Dataset records

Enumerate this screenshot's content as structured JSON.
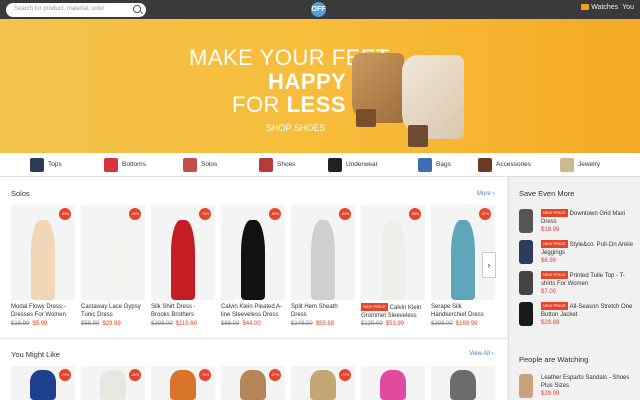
{
  "topbar": {
    "search_placeholder": "Search for product, material, color",
    "logo": "OFF",
    "watches_label": "Watches",
    "you_label": "You"
  },
  "hero": {
    "line1": "MAKE YOUR FEET",
    "line2": "HAPPY",
    "line3a": "FOR",
    "line3b": "LESS",
    "cta": "SHOP SHOES",
    "slide_count": 6,
    "active_slide": 3
  },
  "categories": [
    {
      "label": "Tops",
      "icon": "tops-icon",
      "color": "#2d3b57"
    },
    {
      "label": "Bottoms",
      "icon": "bottoms-icon",
      "color": "#d8323a"
    },
    {
      "label": "Solos",
      "icon": "solos-icon",
      "color": "#c44f47"
    },
    {
      "label": "Shoes",
      "icon": "shoes-icon",
      "color": "#b53a3a"
    },
    {
      "label": "Underwear",
      "icon": "underwear-icon",
      "color": "#222222"
    },
    {
      "label": "Bags",
      "icon": "bags-icon",
      "color": "#3c6fb8"
    },
    {
      "label": "Accessories",
      "icon": "accessories-icon",
      "color": "#6b3b26"
    },
    {
      "label": "Jewelry",
      "icon": "jewelry-icon",
      "color": "#c9b98c"
    }
  ],
  "solos": {
    "title": "Solos",
    "more_label": "More ›",
    "next_arrow": "›",
    "items": [
      {
        "name": "Modal Flowy Dress - Dresses For Women",
        "old": "$18.99",
        "price": "$5.99",
        "badge": "-69%",
        "color": "#f2d6b8",
        "new_price": false
      },
      {
        "name": "Castaway Lace Gypsy Tunic Dress",
        "old": "$58.99",
        "price": "$29.99",
        "badge": "-49%",
        "color": "#f5f3ef",
        "new_price": false
      },
      {
        "name": "Silk Shirt Dress - Brooks Brothers",
        "old": "$398.00",
        "price": "$119.60",
        "badge": "-70%",
        "color": "#c41e24",
        "new_price": false
      },
      {
        "name": "Calvin Klein Pleated A-line Sleeveless Dress",
        "old": "$88.00",
        "price": "$44.00",
        "badge": "-50%",
        "color": "#111111",
        "new_price": false
      },
      {
        "name": "Split Hem Sheath Dress",
        "old": "$148.00",
        "price": "$59.88",
        "badge": "-60%",
        "color": "#cfcfcf",
        "new_price": false
      },
      {
        "name": "Calvin Klein Grommet Sleeveless",
        "old": "$129.00",
        "price": "$53.99",
        "badge": "-58%",
        "color": "#eeeeea",
        "new_price": true
      },
      {
        "name": "Serape Silk Handkerchief Dress",
        "old": "$398.00",
        "price": "$169.99",
        "badge": "-57%",
        "color": "#5fa7b8",
        "new_price": false
      }
    ]
  },
  "might_like": {
    "title": "You Might Like",
    "view_all_label": "View All ›",
    "items": [
      {
        "color": "#1f3f8f",
        "badge": "-79%"
      },
      {
        "color": "#e8e6e1",
        "badge": "-40%"
      },
      {
        "color": "#d9752a",
        "badge": "-70%"
      },
      {
        "color": "#b58557",
        "badge": "-67%"
      },
      {
        "color": "#c4a675",
        "badge": "-72%"
      },
      {
        "color": "#e04ba0",
        "badge": ""
      },
      {
        "color": "#6d6d6d",
        "badge": ""
      }
    ]
  },
  "save_even_more": {
    "title": "Save Even More",
    "new_price_label": "NEW PRICE",
    "items": [
      {
        "name": "Downtown Grid Maxi Dress",
        "price": "$19.99",
        "color": "#555555"
      },
      {
        "name": "Style&co. Pull-On Ankle Jeggings",
        "price": "$6.99",
        "color": "#2d3c5c"
      },
      {
        "name": "Printed Tulle Top - T-shirts For Women",
        "price": "$7.00",
        "color": "#444444"
      },
      {
        "name": "All-Season Stretch One Button Jacket",
        "price": "$29.88",
        "color": "#1a1a1a"
      }
    ]
  },
  "people_watching": {
    "title": "People are Watching",
    "items": [
      {
        "name": "Leather Esparto Sandals - Shoes Plus Sizes",
        "price": "$29.99",
        "color": "#c8a27a"
      }
    ]
  }
}
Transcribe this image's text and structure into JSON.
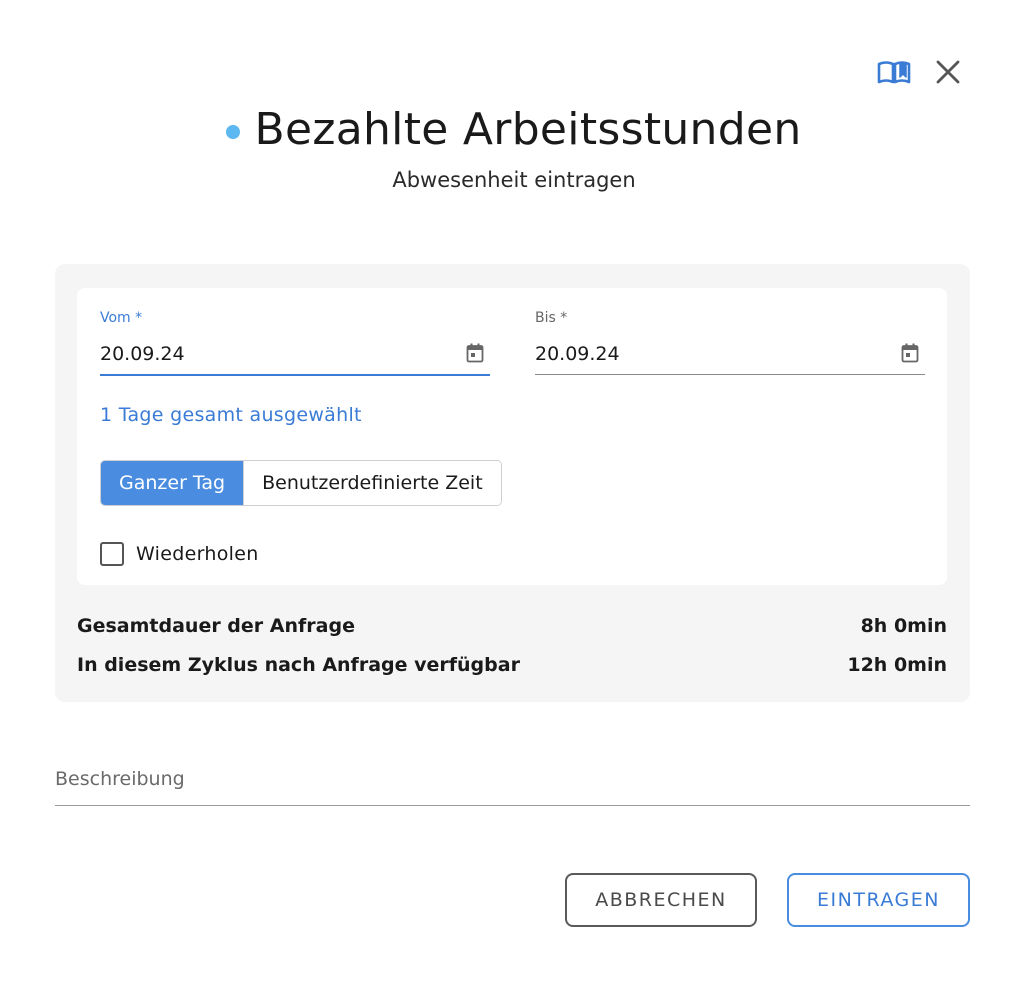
{
  "header": {
    "title": "Bezahlte Arbeitsstunden",
    "subtitle": "Abwesenheit eintragen",
    "dot_color": "#5bb8f0",
    "help_icon": "book-open-icon",
    "close_icon": "close-icon"
  },
  "form": {
    "from": {
      "label": "Vom *",
      "value": "20.09.24"
    },
    "to": {
      "label": "Bis *",
      "value": "20.09.24"
    },
    "calendar_icon": "calendar-icon",
    "days_info": "1 Tage gesamt ausgewählt",
    "toggle": {
      "options": [
        "Ganzer Tag",
        "Benutzerdefinierte Zeit"
      ],
      "selected": "Ganzer Tag"
    },
    "repeat": {
      "label": "Wiederholen",
      "checked": false
    }
  },
  "summary": {
    "total_label": "Gesamtdauer der Anfrage",
    "total_value": "8h 0min",
    "available_label": "In diesem Zyklus nach Anfrage verfügbar",
    "available_value": "12h 0min"
  },
  "description": {
    "placeholder": "Beschreibung",
    "value": ""
  },
  "actions": {
    "cancel_label": "ABBRECHEN",
    "submit_label": "EINTRAGEN"
  },
  "colors": {
    "accent": "#4a8de0",
    "accent_text": "#3a7bd5",
    "panel_bg": "#f5f5f5"
  }
}
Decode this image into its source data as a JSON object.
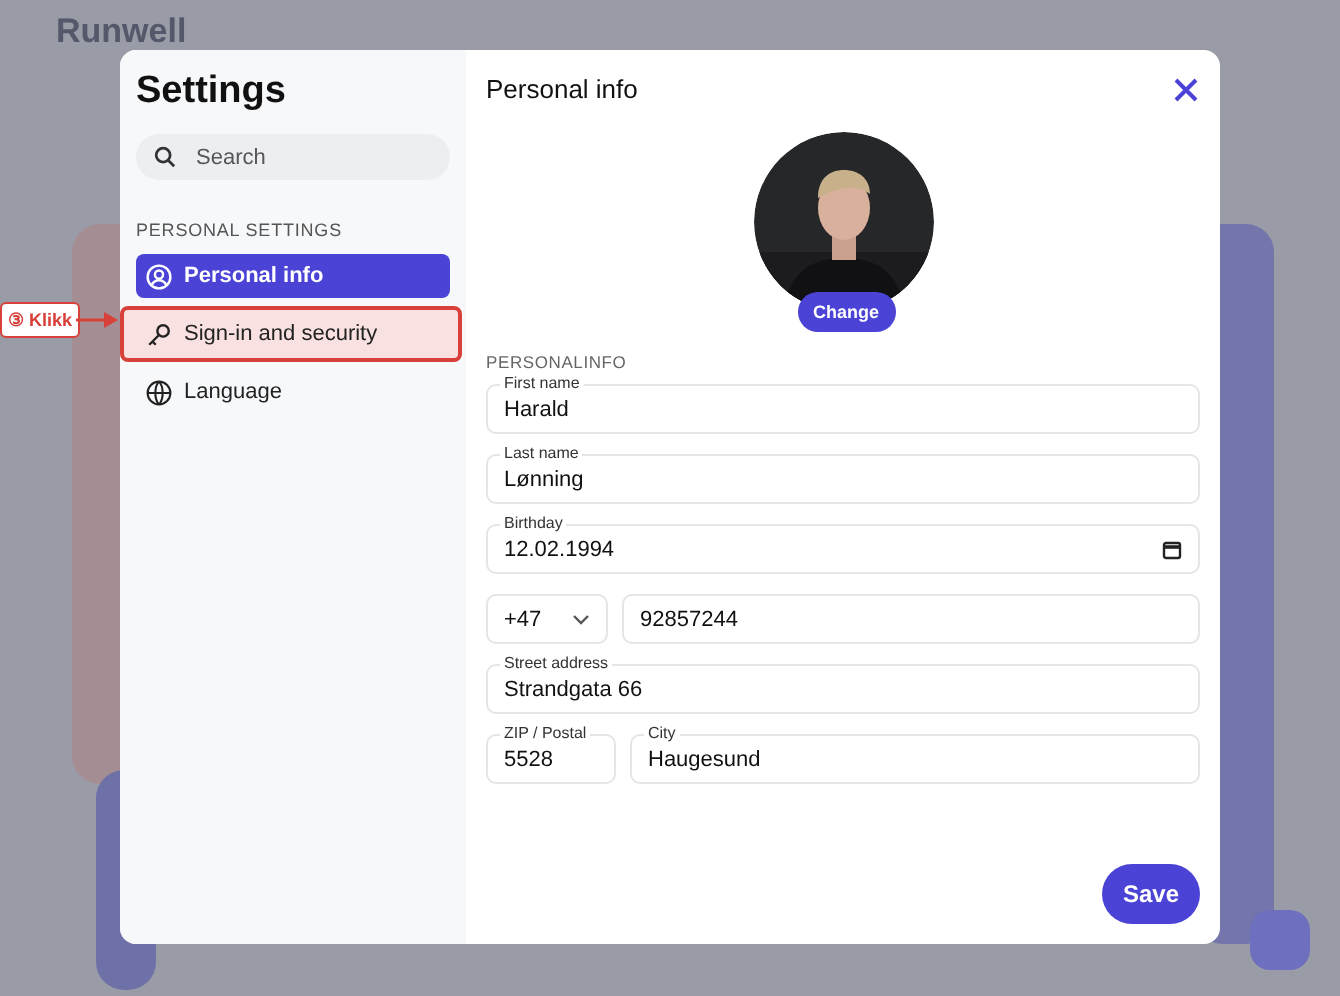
{
  "app": {
    "logo": "Runwell"
  },
  "settings": {
    "title": "Settings",
    "search": {
      "placeholder": "Search"
    },
    "section": "PERSONAL SETTINGS",
    "items": [
      {
        "label": "Personal info",
        "kind": "user",
        "selected": true,
        "highlighted": false
      },
      {
        "label": "Sign-in and security",
        "kind": "key",
        "selected": false,
        "highlighted": true
      },
      {
        "label": "Language",
        "kind": "globe",
        "selected": false,
        "highlighted": false
      }
    ]
  },
  "panel": {
    "title": "Personal info",
    "photo": {
      "kind": "picture",
      "button": "Change"
    },
    "section": "PERSONALINFO",
    "rows": [
      [
        {
          "kind": "text",
          "label": "First name",
          "value": "Harald"
        }
      ],
      [
        {
          "kind": "text",
          "label": "Last name",
          "value": "Lønning"
        }
      ],
      [
        {
          "kind": "date",
          "label": "Birthday",
          "value": "12.02.1994"
        }
      ],
      [
        {
          "kind": "select",
          "value": "+47"
        },
        {
          "kind": "text",
          "value": "92857244"
        }
      ],
      [
        {
          "kind": "text",
          "label": "Street address",
          "value": "Strandgata 66"
        }
      ],
      [
        {
          "kind": "short",
          "label": "ZIP / Postal",
          "value": "5528"
        },
        {
          "kind": "text",
          "label": "City",
          "value": "Haugesund"
        }
      ]
    ],
    "save": "Save"
  },
  "annotation": {
    "label": "③ Klikk"
  }
}
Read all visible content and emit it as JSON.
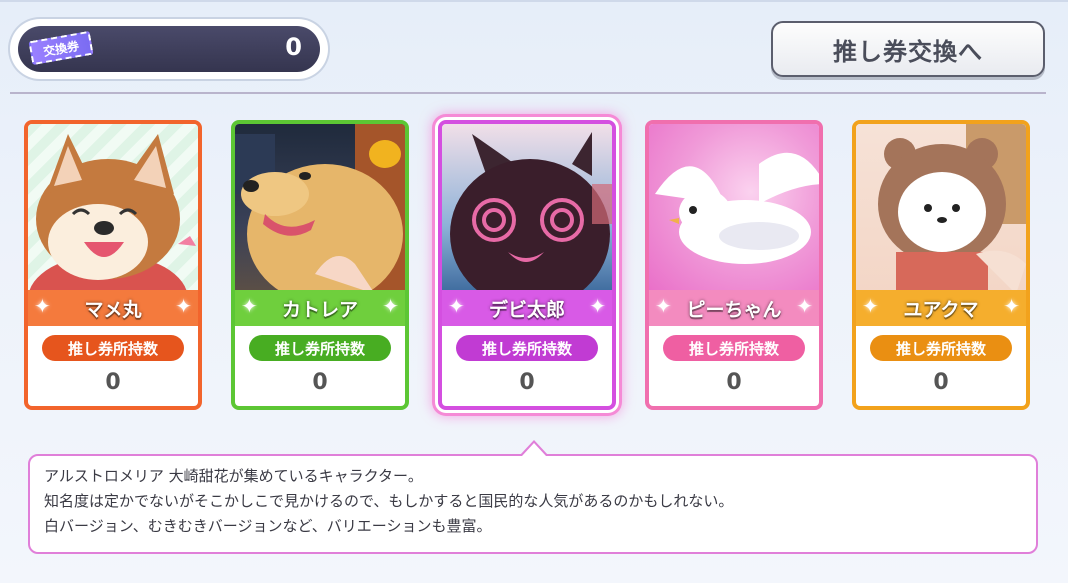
{
  "ticket": {
    "badge": "交換券",
    "count": "0"
  },
  "exchange_button": {
    "label": "推し券交換へ"
  },
  "cards": [
    {
      "name": "マメ丸",
      "pill": "推し券所持数",
      "count": "0",
      "theme": "#f2642c",
      "pill_color": "#e6551d",
      "band_color": "#f47a3d"
    },
    {
      "name": "カトレア",
      "pill": "推し券所持数",
      "count": "0",
      "theme": "#5cc634",
      "pill_color": "#48ad22",
      "band_color": "#6fcf3d"
    },
    {
      "name": "デビ太郎",
      "pill": "推し券所持数",
      "count": "0",
      "theme": "#d44fe0",
      "pill_color": "#c13bd3",
      "band_color": "#d85ae6",
      "selected": true
    },
    {
      "name": "ピーちゃん",
      "pill": "推し券所持数",
      "count": "0",
      "theme": "#f06fae",
      "pill_color": "#ef5fa2",
      "band_color": "#f38bbf"
    },
    {
      "name": "ユアクマ",
      "pill": "推し券所持数",
      "count": "0",
      "theme": "#f2a21c",
      "pill_color": "#ea8f12",
      "band_color": "#f5ae2d"
    }
  ],
  "description": {
    "line1": "アルストロメリア 大崎甜花が集めているキャラクター。",
    "line2": "知名度は定かでないがそこかしこで見かけるので、もしかすると国民的な人気があるのかもしれない。",
    "line3": "白バージョン、むきむきバージョンなど、バリエーションも豊富。"
  }
}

== Exercise ==
Only lines with the word "Calvin" are wanted, so copy each one from the records.

== Answer ==
        "name": "Calvin Klein Pleated A-line Sleeveless Dress",
        "name": "Calvin Klein Grommet Sleeveless",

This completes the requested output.